** start of RECORDED DATA **

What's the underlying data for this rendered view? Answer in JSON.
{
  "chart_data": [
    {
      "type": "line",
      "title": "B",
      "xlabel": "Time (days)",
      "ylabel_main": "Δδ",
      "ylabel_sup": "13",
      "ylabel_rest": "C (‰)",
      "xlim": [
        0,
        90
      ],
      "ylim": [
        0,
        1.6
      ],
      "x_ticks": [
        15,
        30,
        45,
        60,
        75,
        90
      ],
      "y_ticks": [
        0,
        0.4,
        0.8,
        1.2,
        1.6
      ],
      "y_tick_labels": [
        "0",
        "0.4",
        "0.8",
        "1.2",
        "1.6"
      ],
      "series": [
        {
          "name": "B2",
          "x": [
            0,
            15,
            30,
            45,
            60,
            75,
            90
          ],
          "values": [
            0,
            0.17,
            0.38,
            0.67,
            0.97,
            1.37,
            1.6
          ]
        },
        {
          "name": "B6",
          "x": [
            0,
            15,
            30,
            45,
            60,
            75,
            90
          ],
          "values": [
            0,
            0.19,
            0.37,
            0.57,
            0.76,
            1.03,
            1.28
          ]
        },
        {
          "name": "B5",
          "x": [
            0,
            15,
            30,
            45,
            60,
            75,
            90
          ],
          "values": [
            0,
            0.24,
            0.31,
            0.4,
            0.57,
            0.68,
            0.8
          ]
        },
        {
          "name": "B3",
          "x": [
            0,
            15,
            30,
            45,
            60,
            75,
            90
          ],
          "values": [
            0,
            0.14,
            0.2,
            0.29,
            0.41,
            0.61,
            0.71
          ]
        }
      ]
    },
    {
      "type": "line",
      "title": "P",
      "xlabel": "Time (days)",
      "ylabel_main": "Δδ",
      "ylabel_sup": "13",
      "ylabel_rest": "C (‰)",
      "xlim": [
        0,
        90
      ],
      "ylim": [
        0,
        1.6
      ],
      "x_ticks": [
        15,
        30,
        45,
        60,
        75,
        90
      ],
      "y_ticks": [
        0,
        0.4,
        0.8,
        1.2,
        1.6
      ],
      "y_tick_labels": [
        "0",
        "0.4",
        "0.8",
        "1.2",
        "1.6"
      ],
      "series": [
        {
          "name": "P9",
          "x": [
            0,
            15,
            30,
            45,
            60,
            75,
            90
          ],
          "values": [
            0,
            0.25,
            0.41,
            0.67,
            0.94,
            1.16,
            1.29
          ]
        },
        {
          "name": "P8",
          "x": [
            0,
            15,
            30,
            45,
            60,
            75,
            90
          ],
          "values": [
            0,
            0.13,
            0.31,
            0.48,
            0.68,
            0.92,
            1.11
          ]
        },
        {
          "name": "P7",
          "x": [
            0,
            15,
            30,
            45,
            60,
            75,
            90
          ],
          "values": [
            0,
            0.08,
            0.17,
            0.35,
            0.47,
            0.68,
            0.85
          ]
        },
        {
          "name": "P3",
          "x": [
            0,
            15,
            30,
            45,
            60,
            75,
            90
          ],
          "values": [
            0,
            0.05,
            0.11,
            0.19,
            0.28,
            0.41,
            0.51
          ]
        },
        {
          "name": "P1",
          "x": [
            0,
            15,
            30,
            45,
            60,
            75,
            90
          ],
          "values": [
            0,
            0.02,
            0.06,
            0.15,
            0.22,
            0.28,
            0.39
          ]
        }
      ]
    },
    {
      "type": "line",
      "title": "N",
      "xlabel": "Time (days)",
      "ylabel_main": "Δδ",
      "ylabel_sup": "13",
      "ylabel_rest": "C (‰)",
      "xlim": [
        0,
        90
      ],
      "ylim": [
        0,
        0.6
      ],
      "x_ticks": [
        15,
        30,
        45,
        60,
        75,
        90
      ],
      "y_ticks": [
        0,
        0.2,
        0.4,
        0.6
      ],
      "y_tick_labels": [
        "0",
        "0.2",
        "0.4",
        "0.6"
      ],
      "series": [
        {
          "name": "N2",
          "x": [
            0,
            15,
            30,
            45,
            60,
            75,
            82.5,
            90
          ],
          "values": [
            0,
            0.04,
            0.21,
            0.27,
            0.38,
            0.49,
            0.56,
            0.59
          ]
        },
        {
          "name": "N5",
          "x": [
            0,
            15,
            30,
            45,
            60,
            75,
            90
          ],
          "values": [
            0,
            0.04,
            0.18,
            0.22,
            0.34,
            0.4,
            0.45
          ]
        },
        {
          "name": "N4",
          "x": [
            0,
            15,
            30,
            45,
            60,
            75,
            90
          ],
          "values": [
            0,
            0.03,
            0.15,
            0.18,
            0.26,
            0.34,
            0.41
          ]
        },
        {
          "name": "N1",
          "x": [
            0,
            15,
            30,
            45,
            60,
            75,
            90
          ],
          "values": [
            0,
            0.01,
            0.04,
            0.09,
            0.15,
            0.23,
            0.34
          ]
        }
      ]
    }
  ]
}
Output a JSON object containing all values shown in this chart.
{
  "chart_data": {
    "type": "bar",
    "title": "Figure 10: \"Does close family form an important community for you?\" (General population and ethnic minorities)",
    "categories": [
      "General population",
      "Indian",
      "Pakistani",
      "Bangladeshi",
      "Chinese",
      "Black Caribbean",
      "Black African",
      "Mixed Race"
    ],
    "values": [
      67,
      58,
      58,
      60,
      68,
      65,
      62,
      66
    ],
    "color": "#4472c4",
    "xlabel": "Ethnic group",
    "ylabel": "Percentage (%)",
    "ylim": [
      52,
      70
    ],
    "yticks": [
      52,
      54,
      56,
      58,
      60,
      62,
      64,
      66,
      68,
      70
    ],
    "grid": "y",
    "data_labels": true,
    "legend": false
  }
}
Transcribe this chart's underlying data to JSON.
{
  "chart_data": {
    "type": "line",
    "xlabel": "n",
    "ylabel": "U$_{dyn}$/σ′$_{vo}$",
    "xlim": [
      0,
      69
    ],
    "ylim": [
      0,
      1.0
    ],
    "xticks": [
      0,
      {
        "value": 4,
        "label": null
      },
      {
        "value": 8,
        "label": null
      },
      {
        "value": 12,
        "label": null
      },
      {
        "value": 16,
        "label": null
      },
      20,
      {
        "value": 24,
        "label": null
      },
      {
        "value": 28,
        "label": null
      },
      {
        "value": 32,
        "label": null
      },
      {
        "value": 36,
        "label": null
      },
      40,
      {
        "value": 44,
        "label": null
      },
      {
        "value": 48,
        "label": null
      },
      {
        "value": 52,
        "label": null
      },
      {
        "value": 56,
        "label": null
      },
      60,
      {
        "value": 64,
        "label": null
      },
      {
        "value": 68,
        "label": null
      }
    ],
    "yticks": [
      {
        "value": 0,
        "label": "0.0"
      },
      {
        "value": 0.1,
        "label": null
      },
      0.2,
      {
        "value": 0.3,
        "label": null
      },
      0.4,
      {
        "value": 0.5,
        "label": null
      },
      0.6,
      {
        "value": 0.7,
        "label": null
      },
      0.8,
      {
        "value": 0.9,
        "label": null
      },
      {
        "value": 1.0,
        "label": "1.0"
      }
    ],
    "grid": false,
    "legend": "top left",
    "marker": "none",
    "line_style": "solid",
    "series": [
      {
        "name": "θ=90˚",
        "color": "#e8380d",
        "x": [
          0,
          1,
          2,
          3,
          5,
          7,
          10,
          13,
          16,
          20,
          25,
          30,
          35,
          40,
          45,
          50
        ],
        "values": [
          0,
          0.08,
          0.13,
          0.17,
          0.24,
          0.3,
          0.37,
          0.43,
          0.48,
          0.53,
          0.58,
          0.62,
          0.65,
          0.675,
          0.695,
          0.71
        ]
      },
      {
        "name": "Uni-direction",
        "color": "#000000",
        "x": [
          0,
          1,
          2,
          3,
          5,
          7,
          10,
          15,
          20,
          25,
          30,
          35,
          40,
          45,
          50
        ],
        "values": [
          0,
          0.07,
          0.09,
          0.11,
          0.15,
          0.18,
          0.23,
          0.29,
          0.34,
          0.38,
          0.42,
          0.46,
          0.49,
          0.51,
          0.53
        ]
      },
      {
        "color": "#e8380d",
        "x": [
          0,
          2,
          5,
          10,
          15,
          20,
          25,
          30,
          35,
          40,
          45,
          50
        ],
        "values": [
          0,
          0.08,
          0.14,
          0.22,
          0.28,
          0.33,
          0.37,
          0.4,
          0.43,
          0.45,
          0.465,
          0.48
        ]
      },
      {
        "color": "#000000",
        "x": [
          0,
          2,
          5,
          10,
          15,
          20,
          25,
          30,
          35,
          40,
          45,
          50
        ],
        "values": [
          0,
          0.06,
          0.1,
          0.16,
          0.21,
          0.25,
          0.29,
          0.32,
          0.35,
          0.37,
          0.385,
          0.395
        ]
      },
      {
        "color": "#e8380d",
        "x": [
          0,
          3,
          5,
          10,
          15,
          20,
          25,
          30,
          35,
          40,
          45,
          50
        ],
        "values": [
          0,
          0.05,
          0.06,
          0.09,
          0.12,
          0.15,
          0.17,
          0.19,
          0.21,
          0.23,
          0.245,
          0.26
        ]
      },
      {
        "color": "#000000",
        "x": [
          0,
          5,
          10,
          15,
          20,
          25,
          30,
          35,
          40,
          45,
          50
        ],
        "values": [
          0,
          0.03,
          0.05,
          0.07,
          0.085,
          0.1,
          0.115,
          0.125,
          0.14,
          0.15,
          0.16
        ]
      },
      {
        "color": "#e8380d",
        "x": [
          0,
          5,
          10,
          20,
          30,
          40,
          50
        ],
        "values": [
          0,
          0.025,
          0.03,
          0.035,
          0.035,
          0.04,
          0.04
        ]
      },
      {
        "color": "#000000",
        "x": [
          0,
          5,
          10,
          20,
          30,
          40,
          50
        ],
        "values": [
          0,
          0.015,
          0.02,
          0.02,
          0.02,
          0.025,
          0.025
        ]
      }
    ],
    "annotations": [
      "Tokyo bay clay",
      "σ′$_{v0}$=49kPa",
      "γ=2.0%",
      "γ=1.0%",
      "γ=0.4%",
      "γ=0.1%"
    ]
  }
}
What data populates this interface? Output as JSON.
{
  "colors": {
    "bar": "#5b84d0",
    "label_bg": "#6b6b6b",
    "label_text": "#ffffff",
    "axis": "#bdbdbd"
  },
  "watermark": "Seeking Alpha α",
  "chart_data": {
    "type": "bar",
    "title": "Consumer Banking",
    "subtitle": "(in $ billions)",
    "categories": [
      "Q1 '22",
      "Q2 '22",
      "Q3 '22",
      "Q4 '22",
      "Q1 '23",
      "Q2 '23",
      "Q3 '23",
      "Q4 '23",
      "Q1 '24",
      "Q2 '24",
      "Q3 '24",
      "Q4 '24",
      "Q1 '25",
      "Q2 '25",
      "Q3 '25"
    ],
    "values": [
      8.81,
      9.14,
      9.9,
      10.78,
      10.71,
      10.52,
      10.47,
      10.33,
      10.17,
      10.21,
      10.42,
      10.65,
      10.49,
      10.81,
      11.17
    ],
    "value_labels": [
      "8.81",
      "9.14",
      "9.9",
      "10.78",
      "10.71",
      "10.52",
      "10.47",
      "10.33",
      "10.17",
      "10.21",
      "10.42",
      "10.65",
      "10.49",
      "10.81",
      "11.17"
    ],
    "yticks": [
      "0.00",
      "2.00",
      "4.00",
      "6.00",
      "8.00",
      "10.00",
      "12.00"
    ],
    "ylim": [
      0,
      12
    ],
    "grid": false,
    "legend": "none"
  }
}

** end of RECORDED DATA **

All lines from the one that contains "What data populates" through the end of the material are to be quoted exactly, with both ends included.

What data populates this interface? Output as JSON.
{
  "colors": {
    "bar": "#5b84d0",
    "label_bg": "#6b6b6b",
    "label_text": "#ffffff",
    "axis": "#bdbdbd"
  },
  "watermark": "Seeking Alpha α",
  "chart_data": {
    "type": "bar",
    "title": "Consumer Banking",
    "subtitle": "(in $ billions)",
    "categories": [
      "Q1 '22",
      "Q2 '22",
      "Q3 '22",
      "Q4 '22",
      "Q1 '23",
      "Q2 '23",
      "Q3 '23",
      "Q4 '23",
      "Q1 '24",
      "Q2 '24",
      "Q3 '24",
      "Q4 '24",
      "Q1 '25",
      "Q2 '25",
      "Q3 '25"
    ],
    "values": [
      8.81,
      9.14,
      9.9,
      10.78,
      10.71,
      10.52,
      10.47,
      10.33,
      10.17,
      10.21,
      10.42,
      10.65,
      10.49,
      10.81,
      11.17
    ],
    "value_labels": [
      "8.81",
      "9.14",
      "9.9",
      "10.78",
      "10.71",
      "10.52",
      "10.47",
      "10.33",
      "10.17",
      "10.21",
      "10.42",
      "10.65",
      "10.49",
      "10.81",
      "11.17"
    ],
    "yticks": [
      "0.00",
      "2.00",
      "4.00",
      "6.00",
      "8.00",
      "10.00",
      "12.00"
    ],
    "ylim": [
      0,
      12
    ],
    "grid": false,
    "legend": "none"
  }
}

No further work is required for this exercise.